Extracts from a graphics dataset:
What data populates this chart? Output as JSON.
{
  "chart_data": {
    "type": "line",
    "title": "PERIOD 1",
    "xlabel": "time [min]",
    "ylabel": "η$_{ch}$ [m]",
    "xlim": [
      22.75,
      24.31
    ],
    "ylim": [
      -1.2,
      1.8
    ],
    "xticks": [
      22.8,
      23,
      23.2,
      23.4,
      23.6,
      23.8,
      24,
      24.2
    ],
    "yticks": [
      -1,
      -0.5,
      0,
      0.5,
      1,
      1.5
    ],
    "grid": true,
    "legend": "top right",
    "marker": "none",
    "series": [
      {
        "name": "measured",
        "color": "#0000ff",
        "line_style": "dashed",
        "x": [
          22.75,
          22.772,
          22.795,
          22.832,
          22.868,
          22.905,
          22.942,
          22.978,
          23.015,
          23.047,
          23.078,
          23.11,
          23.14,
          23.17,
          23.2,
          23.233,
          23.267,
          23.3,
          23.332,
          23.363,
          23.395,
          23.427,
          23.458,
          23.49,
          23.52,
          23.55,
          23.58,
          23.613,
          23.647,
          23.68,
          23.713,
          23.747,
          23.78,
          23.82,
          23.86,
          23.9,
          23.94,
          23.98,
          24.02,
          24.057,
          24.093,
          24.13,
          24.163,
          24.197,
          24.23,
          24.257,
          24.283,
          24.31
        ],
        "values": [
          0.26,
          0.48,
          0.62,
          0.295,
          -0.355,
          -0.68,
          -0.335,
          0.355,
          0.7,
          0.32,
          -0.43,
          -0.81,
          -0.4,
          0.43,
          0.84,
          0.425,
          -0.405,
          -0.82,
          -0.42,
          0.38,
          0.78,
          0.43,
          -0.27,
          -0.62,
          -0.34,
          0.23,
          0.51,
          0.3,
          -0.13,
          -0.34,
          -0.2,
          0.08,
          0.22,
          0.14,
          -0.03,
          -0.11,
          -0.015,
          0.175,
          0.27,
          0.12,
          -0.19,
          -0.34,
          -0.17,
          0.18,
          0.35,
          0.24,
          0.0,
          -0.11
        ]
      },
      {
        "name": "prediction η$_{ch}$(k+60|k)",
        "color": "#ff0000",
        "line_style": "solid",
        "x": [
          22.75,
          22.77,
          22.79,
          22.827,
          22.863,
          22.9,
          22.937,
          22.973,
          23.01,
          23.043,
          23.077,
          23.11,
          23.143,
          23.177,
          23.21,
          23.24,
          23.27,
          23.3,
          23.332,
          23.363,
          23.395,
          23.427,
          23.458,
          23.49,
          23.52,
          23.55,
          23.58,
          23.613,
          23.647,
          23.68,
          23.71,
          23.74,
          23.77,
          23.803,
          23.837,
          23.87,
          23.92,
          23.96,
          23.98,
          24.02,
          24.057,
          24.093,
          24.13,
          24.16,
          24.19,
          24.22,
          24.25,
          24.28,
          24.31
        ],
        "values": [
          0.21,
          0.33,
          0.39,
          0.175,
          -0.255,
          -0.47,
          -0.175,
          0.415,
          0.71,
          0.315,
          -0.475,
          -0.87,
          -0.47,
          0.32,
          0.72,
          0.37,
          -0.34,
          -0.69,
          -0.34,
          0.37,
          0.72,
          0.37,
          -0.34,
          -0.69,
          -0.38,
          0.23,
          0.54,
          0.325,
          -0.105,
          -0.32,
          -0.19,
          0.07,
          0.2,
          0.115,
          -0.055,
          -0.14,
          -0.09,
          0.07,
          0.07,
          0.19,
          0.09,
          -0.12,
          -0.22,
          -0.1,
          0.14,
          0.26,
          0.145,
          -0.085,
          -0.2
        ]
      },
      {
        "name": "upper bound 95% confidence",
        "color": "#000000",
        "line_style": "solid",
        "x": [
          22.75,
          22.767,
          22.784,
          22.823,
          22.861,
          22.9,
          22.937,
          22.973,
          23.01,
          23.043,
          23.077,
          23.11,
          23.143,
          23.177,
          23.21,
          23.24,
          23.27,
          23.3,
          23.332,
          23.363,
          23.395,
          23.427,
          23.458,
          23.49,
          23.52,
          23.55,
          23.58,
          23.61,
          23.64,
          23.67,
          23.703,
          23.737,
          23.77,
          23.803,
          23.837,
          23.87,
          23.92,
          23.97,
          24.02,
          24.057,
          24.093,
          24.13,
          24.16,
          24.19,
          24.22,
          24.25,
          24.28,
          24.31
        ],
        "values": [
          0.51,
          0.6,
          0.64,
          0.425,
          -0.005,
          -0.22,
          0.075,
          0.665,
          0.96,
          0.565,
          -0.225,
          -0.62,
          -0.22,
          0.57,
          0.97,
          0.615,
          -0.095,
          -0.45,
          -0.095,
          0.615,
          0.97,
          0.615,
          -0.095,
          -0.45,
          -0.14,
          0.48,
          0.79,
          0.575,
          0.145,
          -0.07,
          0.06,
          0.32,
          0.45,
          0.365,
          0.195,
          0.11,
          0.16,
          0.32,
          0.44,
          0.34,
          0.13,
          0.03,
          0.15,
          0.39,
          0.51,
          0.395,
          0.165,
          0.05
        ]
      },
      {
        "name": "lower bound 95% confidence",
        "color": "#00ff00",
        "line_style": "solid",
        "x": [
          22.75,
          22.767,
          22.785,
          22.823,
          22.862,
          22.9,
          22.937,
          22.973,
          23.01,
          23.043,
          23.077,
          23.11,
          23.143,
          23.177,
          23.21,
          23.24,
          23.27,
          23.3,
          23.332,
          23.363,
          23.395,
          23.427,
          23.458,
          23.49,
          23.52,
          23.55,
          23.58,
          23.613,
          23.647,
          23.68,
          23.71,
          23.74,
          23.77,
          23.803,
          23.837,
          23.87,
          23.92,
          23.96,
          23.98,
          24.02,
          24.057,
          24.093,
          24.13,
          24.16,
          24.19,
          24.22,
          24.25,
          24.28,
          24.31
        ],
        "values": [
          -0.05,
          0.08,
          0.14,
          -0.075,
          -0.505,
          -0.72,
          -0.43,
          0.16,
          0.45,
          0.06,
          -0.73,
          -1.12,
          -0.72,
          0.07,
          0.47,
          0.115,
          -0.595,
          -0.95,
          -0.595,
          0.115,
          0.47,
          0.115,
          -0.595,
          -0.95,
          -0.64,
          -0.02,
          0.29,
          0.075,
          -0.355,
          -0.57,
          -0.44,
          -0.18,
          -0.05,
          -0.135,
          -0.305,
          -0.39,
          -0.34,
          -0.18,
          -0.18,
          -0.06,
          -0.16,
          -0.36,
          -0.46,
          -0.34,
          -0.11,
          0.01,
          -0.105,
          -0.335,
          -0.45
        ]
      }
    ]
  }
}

▶ What you have to do: Take each line of the material that contains the word "name" and list it.

▶ Completed exercise:
        "name": "measured",
        "name": "prediction η$_{ch}$(k+60|k)",
        "name": "upper bound 95% confidence",
        "name": "lower bound 95% confidence",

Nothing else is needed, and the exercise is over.